▶ WORK TO BE COMPLETED: Rewrite the items from the first line through the line containing "y-tick-label: 210 bbox=[17, 292, 36, 303]", inclusive, replacing each "x-tick-label" with "x-axis-tick" and leaving everything else unchanged.

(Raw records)
══════════

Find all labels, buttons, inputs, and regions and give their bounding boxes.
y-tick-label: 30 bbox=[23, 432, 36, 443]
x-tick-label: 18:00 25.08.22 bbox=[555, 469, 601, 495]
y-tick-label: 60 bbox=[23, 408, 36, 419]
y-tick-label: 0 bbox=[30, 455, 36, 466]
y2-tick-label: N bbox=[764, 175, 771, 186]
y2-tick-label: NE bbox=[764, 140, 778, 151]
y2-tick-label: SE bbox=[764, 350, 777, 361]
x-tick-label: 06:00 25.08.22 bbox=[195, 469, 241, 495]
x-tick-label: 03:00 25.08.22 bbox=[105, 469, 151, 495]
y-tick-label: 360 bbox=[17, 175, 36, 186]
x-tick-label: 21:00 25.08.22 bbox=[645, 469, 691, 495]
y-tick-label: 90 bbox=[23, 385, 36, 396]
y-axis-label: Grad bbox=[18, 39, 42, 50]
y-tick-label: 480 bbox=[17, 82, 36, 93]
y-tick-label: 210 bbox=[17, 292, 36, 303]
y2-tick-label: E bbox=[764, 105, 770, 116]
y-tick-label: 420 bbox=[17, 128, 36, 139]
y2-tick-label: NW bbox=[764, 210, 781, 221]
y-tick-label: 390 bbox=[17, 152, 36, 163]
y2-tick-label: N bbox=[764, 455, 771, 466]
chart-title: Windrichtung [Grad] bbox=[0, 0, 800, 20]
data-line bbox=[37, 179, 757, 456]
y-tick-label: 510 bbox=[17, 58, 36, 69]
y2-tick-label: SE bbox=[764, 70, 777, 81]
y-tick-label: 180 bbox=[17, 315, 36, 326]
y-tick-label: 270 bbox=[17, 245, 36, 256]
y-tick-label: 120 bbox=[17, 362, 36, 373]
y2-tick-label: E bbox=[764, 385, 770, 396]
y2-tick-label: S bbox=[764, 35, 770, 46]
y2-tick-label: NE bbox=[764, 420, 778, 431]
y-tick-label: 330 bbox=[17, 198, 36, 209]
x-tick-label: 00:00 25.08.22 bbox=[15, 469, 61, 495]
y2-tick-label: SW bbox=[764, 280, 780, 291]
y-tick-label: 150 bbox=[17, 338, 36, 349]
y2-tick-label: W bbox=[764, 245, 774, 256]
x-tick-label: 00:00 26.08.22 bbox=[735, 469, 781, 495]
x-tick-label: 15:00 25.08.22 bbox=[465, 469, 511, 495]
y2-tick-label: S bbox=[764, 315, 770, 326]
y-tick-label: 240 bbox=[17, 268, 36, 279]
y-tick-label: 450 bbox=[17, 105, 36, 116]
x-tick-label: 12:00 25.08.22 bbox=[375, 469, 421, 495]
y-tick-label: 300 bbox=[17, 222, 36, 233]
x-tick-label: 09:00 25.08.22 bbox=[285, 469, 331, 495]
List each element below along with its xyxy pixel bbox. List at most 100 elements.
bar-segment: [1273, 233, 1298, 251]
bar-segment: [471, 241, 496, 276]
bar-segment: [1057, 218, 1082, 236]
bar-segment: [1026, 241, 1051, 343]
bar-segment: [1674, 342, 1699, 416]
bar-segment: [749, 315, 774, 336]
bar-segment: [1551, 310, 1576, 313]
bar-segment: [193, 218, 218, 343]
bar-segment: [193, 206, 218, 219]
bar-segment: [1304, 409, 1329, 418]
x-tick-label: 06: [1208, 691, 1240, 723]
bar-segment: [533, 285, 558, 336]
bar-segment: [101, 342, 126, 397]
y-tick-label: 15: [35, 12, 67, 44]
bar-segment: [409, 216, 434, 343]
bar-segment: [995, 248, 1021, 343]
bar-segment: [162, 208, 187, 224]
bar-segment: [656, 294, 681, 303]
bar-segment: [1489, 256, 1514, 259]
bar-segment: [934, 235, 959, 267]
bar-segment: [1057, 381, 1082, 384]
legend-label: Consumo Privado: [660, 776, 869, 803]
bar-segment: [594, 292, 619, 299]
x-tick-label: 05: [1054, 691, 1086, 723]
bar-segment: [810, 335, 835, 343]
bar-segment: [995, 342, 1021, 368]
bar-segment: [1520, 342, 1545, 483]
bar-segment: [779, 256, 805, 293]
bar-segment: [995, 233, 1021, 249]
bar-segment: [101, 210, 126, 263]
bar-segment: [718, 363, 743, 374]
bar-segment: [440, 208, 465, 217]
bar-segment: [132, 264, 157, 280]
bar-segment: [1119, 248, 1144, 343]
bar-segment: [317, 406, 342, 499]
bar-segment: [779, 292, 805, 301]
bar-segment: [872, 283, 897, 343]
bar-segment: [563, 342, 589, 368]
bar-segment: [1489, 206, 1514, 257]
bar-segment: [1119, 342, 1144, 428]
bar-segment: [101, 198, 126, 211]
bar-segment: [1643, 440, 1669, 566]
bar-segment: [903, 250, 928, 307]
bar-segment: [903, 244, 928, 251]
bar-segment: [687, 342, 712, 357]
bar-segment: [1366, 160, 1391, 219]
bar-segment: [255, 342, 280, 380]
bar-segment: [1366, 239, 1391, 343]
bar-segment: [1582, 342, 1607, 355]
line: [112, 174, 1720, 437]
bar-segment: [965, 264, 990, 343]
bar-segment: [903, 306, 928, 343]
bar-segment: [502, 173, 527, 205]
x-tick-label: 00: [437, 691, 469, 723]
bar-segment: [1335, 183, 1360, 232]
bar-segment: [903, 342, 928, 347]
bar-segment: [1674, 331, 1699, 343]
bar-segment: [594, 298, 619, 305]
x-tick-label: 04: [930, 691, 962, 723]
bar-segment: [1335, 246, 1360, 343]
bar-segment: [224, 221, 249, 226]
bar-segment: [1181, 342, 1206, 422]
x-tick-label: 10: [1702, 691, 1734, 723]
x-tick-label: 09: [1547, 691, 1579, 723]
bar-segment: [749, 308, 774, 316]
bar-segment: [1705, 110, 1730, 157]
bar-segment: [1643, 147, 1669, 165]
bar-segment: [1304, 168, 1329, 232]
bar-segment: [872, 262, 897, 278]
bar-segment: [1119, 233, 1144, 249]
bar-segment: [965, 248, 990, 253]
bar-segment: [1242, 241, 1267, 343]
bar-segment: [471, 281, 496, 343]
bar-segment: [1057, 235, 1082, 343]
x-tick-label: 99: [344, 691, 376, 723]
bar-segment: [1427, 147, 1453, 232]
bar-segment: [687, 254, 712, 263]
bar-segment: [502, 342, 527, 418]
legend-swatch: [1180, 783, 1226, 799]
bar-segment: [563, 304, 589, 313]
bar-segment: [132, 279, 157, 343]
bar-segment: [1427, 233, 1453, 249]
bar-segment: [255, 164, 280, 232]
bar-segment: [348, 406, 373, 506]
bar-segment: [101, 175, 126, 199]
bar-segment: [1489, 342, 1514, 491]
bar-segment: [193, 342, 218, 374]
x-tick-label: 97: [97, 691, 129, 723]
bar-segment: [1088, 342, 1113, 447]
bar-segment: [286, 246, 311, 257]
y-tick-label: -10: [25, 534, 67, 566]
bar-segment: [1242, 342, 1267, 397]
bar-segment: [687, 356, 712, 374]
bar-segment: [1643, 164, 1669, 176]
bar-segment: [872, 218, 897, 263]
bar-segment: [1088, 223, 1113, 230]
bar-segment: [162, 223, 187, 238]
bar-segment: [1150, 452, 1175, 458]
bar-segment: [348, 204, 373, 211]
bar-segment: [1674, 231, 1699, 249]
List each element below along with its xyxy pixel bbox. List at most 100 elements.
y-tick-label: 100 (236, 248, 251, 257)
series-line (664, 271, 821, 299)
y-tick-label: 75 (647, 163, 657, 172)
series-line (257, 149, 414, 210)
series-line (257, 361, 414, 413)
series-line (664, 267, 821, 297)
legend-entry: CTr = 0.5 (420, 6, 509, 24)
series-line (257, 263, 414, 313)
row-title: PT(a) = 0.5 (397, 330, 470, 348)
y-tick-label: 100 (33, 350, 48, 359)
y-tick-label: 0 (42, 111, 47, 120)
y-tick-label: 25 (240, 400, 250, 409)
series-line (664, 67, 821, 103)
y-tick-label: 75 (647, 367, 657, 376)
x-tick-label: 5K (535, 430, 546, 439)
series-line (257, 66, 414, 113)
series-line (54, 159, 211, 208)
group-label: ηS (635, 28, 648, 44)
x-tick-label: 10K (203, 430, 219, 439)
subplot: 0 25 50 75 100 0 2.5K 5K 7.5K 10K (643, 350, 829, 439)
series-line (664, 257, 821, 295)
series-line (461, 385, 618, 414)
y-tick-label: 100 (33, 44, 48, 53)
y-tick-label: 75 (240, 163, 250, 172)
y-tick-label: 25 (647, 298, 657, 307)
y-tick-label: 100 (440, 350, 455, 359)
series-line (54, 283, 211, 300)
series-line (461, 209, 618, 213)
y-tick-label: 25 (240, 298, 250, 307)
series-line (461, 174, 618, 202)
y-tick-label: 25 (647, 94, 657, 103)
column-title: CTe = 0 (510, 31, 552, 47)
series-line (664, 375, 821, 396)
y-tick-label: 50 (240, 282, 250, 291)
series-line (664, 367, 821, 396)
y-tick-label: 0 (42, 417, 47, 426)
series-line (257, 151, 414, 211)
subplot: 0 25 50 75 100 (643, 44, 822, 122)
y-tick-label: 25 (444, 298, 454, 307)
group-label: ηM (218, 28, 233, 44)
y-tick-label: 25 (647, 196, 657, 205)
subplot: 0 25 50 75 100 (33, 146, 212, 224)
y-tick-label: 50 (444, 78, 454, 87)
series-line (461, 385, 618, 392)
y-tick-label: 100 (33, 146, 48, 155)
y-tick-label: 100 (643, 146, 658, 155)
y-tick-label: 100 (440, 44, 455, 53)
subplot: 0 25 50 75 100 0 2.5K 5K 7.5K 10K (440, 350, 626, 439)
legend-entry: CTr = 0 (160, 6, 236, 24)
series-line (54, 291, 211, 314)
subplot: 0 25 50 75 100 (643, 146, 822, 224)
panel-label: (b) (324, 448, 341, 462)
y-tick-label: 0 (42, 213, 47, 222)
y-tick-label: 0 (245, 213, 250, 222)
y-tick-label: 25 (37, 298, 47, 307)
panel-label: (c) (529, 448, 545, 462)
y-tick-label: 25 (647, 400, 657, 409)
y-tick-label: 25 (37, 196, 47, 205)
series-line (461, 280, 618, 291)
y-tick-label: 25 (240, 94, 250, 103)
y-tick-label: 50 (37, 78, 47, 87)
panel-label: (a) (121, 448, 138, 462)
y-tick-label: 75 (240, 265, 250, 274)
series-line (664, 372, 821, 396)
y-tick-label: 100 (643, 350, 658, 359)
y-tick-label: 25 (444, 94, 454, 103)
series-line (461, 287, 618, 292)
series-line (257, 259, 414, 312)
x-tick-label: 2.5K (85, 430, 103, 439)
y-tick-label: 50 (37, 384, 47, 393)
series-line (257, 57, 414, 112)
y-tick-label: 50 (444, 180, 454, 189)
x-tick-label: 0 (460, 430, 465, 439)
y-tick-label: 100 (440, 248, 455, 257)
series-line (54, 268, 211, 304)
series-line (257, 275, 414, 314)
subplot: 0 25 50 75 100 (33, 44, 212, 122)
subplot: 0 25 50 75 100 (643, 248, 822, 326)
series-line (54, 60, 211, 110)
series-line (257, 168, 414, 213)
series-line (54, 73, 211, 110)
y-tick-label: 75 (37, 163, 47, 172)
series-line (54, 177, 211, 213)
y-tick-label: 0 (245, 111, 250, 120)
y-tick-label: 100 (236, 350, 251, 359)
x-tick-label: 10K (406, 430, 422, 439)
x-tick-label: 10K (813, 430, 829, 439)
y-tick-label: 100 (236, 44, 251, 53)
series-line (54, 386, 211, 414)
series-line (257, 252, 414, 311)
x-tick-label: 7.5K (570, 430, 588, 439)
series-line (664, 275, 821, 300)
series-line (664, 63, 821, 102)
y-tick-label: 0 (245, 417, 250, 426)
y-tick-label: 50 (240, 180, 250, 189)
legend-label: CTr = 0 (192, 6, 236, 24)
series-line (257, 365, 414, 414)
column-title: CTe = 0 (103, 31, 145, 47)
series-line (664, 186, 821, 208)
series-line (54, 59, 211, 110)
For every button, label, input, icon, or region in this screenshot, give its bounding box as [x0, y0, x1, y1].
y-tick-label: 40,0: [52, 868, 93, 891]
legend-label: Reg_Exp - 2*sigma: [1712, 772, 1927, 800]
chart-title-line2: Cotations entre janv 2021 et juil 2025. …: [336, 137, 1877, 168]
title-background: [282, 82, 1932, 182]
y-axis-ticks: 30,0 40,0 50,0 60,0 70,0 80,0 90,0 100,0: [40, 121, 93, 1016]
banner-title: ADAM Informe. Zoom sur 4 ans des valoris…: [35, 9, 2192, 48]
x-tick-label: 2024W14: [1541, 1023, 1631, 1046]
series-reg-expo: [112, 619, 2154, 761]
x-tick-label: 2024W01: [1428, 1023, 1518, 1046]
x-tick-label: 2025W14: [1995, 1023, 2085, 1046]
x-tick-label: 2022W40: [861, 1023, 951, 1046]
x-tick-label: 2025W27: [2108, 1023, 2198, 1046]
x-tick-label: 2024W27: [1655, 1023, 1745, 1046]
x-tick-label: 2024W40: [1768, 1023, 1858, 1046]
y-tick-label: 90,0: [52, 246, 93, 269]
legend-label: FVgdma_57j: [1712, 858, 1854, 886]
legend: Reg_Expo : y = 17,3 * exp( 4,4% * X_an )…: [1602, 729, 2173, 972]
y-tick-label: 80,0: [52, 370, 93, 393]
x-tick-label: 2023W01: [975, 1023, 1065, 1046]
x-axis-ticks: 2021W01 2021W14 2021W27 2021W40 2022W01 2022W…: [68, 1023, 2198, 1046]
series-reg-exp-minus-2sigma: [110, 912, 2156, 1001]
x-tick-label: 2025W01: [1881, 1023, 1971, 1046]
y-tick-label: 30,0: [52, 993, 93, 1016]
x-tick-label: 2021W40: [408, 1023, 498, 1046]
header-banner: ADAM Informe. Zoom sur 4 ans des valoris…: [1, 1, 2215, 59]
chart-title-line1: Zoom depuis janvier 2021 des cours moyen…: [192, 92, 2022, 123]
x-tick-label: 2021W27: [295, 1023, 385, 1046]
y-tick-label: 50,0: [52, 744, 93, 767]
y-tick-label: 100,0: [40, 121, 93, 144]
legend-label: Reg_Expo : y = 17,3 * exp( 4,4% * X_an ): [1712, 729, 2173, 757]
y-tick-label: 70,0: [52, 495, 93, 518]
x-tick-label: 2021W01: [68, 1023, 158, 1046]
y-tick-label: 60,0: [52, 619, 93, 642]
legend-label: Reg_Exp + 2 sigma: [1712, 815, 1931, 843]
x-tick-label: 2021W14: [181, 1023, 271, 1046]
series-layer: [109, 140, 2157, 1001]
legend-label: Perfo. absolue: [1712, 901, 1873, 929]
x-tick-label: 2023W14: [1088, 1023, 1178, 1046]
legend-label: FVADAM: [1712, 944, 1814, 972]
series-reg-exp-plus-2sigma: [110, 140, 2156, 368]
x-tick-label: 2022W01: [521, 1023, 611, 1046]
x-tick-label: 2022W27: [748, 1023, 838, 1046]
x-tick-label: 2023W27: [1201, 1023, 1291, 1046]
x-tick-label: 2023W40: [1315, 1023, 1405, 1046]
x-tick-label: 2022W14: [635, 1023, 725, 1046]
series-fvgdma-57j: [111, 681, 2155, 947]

══════════

▶ RESULT FOR THIS EXERCISE:
Find all labels, buttons, inputs, and regions and give their bounding boxes.
y-tick-label: 30 bbox=[23, 432, 36, 443]
x-axis-tick: 18:00 25.08.22 bbox=[555, 469, 601, 495]
y-tick-label: 60 bbox=[23, 408, 36, 419]
y-tick-label: 0 bbox=[30, 455, 36, 466]
y2-tick-label: N bbox=[764, 175, 771, 186]
y2-tick-label: NE bbox=[764, 140, 778, 151]
y2-tick-label: SE bbox=[764, 350, 777, 361]
x-axis-tick: 06:00 25.08.22 bbox=[195, 469, 241, 495]
x-axis-tick: 03:00 25.08.22 bbox=[105, 469, 151, 495]
y-tick-label: 360 bbox=[17, 175, 36, 186]
x-axis-tick: 21:00 25.08.22 bbox=[645, 469, 691, 495]
y-tick-label: 90 bbox=[23, 385, 36, 396]
y-axis-label: Grad bbox=[18, 39, 42, 50]
y-tick-label: 480 bbox=[17, 82, 36, 93]
y-tick-label: 210 bbox=[17, 292, 36, 303]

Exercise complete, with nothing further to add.